» **Required work**
Give every line from the entries that contains "prudentielle".

··· Given data ···

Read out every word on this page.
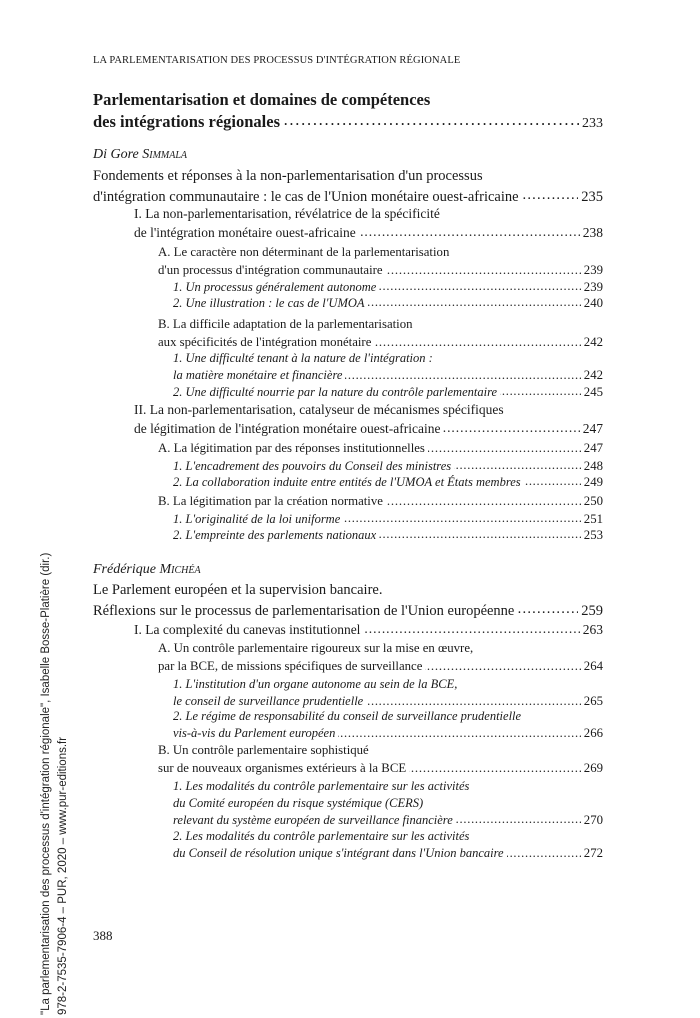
LA PARLEMENTARISATION DES PROCESSUS D'INTÉGRATION RÉGIONALE
Parlementarisation et domaines de compétences
des intégrations régionales . . .	233
Di Gore Simmala
Fondements et réponses à la non-parlementarisation d'un processus
d'intégration communautaire : le cas de l'Union monétaire ouest-africaine . . .	235
I. La non-parlementarisation, révélatrice de la spécificité
de l'intégration monétaire ouest-africaine . . .	238
A. Le caractère non déterminant de la parlementarisation
d'un processus d'intégration communautaire . . .	239
1. Un processus généralement autonome . . .	239
2. Une illustration : le cas de l'UMOA . . .	240
B. La difficile adaptation de la parlementarisation
aux spécificités de l'intégration monétaire . . .	242
1. Une difficulté tenant à la nature de l'intégration :
la matière monétaire et financière . . .	242
2. Une difficulté nourrie par la nature du contrôle parlementaire . . .	245
II. La non-parlementarisation, catalyseur de mécanismes spécifiques
de légitimation de l'intégration monétaire ouest-africaine . . .	247
A. La légitimation par des réponses institutionnelles . . .	247
1. L'encadrement des pouvoirs du Conseil des ministres . . .	248
2. La collaboration induite entre entités de l'UMOA et États membres . . .	249
B. La légitimation par la création normative . . .	250
1. L'originalité de la loi uniforme . . .	251
2. L'empreinte des parlements nationaux . . .	253
Frédérique Michéa
Le Parlement européen et la supervision bancaire.
Réflexions sur le processus de parlementarisation de l'Union européenne . . .	259
I. La complexité du canevas institutionnel . . .	263
A. Un contrôle parlementaire rigoureux sur la mise en œuvre,
par la BCE, de missions spécifiques de surveillance . . .	264
1. L'institution d'un organe autonome au sein de la BCE,
le conseil de surveillance prudentielle . . .	265
2. Le régime de responsabilité du conseil de surveillance prudentielle
vis-à-vis du Parlement européen . . .	266
B. Un contrôle parlementaire sophistiqué
sur de nouveaux organismes extérieurs à la BCE . . .	269
1. Les modalités du contrôle parlementaire sur les activités
du Comité européen du risque systémique (CERS)
relevant du système européen de surveillance financière . . .	270
2. Les modalités du contrôle parlementaire sur les activités
du Conseil de résolution unique s'intégrant dans l'Union bancaire . . .	272
388
"La parlementarisation des processus d'intégration régionale", Isabelle Bosse-Platière (dir.) 978-2-7535-7906-4 – PUR, 2020 – www.pur-editions.fr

···

» **Task output**
le conseil de surveillance prudentielle . . .	265
2. Le régime de responsabilité du conseil de surveillance prudentielle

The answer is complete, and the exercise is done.